▶ **WHAT THIS TASK INVOLVES**: Look through the lines below and extract each one that contains "изменение".

▶ **AVAILABLE DATA**:
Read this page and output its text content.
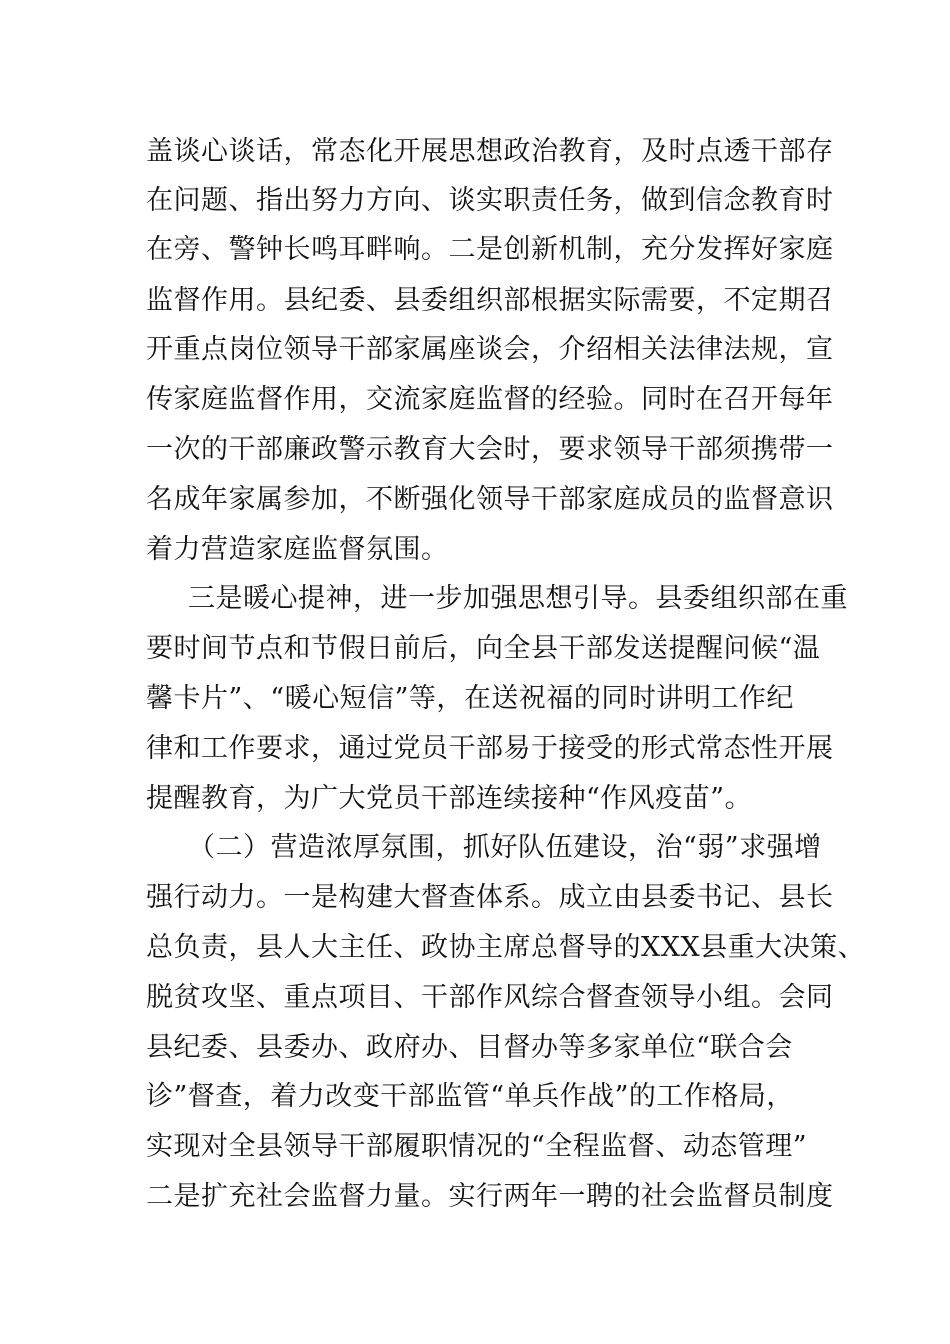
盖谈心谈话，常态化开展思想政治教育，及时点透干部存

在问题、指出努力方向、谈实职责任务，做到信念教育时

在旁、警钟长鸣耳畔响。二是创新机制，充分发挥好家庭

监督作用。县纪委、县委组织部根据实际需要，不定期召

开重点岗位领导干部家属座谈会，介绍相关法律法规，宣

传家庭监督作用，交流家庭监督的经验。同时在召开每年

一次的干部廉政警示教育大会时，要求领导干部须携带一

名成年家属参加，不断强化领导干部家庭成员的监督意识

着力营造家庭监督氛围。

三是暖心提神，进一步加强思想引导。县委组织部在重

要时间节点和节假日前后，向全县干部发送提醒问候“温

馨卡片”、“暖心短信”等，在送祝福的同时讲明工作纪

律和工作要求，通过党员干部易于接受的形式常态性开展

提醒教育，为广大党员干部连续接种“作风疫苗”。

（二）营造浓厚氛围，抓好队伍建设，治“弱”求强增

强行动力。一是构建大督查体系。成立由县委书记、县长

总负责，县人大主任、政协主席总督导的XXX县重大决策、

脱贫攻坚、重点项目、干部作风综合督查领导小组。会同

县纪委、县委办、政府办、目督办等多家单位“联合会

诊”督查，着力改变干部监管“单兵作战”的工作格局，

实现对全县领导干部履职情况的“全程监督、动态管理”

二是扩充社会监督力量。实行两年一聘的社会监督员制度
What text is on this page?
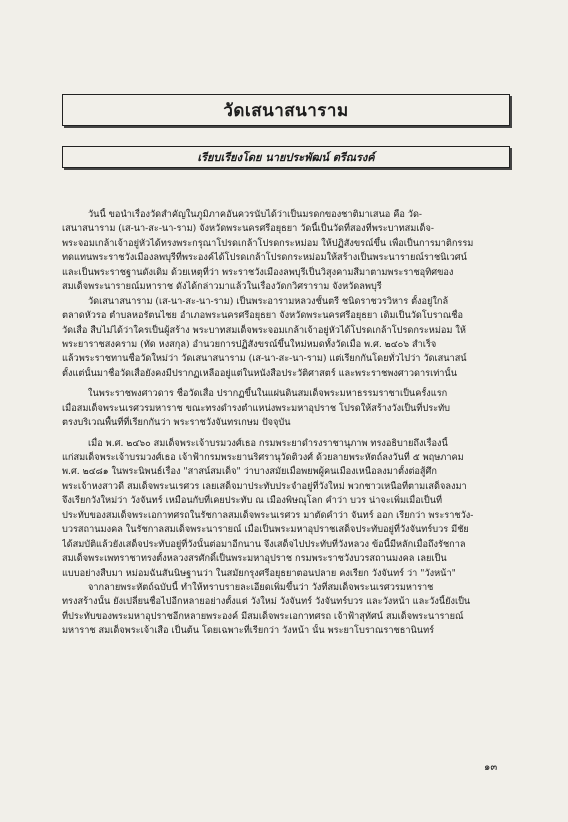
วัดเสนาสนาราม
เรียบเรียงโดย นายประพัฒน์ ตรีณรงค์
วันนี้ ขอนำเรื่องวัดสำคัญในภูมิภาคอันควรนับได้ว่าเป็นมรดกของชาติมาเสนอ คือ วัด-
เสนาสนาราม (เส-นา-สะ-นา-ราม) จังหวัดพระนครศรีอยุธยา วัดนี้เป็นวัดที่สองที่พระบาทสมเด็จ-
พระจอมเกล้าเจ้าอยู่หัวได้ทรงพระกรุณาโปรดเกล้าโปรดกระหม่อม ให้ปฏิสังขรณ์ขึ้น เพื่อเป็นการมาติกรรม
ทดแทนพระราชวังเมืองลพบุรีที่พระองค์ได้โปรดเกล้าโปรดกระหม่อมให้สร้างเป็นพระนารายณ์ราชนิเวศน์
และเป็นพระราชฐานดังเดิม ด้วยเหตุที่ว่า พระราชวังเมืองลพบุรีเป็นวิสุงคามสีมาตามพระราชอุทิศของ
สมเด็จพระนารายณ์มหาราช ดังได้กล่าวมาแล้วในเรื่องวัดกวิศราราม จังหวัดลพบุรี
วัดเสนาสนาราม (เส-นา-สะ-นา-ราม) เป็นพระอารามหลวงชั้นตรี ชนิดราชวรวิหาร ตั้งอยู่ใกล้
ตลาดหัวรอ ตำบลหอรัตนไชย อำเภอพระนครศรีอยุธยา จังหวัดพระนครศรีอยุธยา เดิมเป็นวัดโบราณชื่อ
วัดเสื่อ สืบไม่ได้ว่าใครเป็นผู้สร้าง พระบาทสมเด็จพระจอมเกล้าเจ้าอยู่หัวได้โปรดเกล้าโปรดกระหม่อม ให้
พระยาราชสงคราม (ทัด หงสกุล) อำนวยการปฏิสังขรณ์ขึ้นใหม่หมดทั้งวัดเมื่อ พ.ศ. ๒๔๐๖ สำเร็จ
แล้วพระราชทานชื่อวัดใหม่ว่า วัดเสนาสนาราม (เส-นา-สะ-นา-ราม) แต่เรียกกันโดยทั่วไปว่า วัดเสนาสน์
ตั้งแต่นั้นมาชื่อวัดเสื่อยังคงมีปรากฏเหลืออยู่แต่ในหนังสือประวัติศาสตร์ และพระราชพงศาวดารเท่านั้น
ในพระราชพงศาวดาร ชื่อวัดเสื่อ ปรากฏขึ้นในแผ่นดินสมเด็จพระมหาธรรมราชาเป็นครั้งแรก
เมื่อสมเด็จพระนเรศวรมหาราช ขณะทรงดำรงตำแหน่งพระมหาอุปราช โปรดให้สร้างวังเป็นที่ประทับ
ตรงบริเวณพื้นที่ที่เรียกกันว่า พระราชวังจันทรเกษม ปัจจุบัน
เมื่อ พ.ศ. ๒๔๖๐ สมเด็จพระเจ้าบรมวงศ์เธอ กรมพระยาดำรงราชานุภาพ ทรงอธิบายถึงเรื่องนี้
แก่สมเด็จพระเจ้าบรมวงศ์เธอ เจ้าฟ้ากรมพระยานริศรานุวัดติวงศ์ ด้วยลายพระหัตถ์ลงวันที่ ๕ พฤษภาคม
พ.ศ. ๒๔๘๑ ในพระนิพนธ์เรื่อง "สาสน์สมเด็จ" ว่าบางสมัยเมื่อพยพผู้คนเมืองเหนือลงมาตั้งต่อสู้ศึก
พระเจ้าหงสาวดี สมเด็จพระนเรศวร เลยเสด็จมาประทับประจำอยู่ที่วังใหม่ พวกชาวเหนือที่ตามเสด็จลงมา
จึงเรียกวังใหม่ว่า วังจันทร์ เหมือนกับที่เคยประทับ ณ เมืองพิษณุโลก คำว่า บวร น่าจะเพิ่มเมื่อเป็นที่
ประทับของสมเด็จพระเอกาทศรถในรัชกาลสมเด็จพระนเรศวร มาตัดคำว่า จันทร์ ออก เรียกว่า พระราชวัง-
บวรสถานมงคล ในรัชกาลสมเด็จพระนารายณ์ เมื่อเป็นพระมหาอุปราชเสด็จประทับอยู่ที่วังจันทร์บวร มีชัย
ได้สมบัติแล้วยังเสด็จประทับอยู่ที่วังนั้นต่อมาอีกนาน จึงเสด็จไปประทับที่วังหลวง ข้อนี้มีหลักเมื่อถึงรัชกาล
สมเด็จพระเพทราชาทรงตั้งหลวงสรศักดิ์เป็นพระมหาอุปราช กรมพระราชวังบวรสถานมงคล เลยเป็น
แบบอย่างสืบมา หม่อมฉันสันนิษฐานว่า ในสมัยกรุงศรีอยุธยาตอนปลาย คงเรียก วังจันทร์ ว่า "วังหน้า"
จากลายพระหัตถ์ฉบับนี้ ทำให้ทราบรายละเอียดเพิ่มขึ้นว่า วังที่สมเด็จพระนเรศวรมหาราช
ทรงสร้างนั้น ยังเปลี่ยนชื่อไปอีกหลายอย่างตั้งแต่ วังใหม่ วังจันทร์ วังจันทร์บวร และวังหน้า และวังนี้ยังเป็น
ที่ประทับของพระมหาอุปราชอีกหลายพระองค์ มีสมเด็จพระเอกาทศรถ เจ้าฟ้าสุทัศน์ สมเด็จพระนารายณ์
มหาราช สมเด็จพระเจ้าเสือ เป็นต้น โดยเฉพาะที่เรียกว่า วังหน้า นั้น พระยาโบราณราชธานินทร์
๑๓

==

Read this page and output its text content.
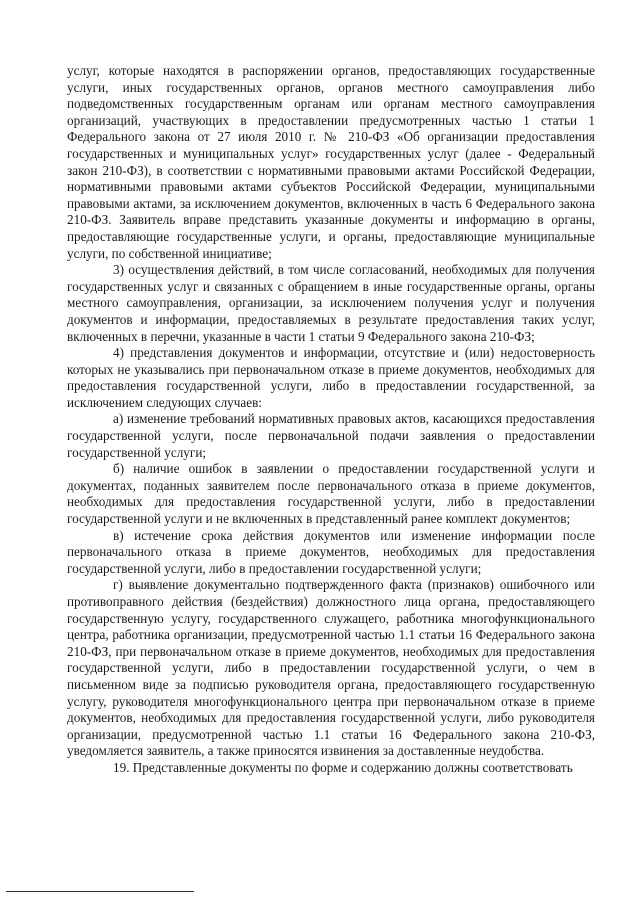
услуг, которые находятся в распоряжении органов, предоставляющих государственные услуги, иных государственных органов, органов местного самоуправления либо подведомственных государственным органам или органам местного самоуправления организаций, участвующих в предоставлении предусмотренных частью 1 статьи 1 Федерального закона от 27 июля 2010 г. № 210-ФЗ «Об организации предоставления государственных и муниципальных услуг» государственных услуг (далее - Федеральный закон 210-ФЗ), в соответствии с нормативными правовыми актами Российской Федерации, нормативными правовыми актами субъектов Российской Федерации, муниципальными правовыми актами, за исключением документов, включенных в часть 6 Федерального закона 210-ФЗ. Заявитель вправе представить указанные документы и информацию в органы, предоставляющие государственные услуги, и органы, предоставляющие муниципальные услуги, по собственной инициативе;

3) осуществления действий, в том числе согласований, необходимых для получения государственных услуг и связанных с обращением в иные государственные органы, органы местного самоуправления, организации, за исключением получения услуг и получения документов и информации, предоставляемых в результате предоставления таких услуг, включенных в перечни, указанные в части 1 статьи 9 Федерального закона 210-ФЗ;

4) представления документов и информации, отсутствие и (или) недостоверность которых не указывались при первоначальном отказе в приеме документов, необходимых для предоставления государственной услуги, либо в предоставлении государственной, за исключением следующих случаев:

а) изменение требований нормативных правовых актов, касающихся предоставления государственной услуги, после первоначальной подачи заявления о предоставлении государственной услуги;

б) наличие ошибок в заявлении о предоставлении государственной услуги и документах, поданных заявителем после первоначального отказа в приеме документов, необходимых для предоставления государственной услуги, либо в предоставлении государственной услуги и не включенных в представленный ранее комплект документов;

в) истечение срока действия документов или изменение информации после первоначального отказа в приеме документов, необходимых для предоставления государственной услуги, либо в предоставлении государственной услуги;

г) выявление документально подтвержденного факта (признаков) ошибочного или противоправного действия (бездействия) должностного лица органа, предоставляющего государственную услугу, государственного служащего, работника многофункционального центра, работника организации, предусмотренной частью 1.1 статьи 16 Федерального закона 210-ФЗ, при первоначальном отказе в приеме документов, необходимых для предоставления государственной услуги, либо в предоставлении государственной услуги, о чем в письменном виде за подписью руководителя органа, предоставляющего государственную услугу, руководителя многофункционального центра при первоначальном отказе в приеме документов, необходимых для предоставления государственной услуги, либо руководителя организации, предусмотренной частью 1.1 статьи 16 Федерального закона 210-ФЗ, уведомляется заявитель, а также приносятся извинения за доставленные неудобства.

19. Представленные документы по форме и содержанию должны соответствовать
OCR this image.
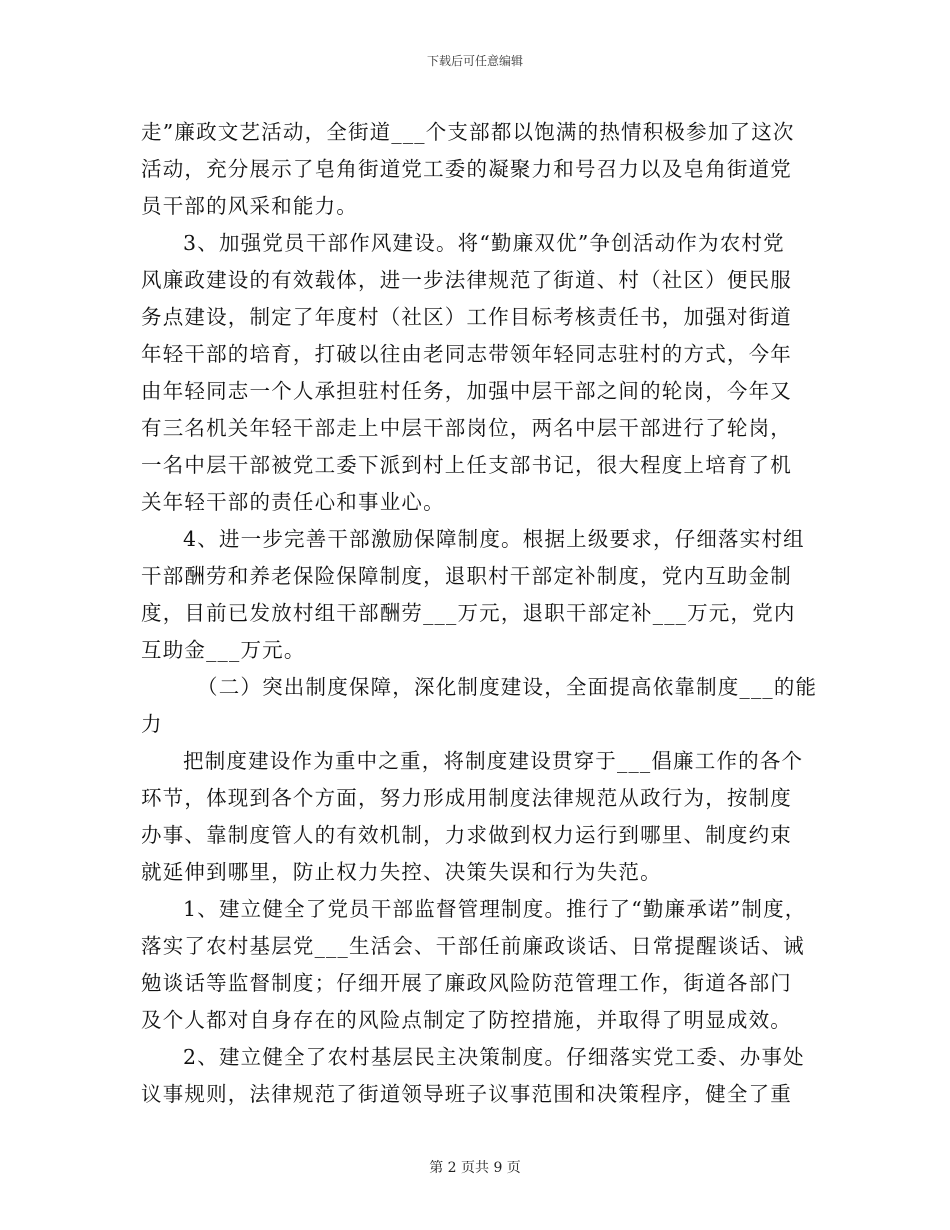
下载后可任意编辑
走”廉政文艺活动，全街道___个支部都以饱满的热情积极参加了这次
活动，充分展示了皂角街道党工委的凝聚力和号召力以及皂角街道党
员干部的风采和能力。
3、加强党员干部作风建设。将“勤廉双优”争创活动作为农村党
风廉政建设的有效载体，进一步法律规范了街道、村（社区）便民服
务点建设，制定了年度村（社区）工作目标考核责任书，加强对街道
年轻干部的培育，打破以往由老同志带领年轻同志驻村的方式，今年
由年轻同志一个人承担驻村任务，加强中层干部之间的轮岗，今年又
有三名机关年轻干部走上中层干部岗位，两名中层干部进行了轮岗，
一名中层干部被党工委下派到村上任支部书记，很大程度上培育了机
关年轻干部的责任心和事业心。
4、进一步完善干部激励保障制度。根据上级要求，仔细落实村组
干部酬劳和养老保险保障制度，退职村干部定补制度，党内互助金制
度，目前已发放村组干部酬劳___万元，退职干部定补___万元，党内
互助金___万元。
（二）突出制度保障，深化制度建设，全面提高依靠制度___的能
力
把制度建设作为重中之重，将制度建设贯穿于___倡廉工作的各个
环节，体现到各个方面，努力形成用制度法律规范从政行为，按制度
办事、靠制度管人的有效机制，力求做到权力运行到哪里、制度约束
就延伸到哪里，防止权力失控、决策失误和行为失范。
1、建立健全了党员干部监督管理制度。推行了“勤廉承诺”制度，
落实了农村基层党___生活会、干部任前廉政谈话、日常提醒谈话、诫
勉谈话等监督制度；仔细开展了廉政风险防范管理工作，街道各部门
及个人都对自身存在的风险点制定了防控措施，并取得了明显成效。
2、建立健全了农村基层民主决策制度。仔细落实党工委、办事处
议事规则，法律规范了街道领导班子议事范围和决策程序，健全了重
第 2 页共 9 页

▶ **THE COMPLETED TASK**:
а) изменение требований нормативных правовых актов, касающихся предоставления государственной услуги, после первоначальной подачи заявления о предоставлении государственной услуги;
в) истечение срока действия документов или изменение информации после первоначального отказа в приеме документов, необходимых для предоставления государственной услуги, либо в предоставлении государственной услуги;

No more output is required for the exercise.